Saved entries:
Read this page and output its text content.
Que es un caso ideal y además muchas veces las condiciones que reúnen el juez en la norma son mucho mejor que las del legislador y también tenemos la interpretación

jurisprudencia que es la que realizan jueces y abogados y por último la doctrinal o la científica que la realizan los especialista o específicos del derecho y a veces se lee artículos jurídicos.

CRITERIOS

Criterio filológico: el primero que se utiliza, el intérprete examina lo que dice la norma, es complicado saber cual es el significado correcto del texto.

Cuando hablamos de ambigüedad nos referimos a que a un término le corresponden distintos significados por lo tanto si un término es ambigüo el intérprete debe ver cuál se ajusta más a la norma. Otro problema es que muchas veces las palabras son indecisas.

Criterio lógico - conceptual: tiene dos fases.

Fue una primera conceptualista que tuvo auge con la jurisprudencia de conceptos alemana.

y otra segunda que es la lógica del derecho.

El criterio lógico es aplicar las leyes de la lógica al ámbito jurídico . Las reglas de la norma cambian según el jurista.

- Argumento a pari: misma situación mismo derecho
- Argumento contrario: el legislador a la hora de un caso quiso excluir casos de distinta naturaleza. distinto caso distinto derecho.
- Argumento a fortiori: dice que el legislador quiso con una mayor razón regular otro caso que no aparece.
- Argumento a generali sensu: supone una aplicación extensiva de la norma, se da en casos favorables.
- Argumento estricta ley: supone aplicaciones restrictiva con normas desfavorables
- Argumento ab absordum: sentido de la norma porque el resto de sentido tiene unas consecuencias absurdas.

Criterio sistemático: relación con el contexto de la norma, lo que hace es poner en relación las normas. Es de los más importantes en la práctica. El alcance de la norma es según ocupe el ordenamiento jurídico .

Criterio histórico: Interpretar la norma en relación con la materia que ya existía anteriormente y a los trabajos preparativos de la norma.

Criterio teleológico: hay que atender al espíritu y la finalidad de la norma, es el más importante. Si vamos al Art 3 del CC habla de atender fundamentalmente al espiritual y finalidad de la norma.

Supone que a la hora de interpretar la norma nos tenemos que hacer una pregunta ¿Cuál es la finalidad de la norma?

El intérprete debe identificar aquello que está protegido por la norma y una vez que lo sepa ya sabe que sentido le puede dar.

REQUIREMENTS = For each line above that contains the word "lógica", copy that line.

IN RESPONSE =
y otra segunda que es la lógica del derecho.
El criterio lógico es aplicar las leyes de la lógica al ámbito jurídico . Las reglas de la norma cambian según el jurista.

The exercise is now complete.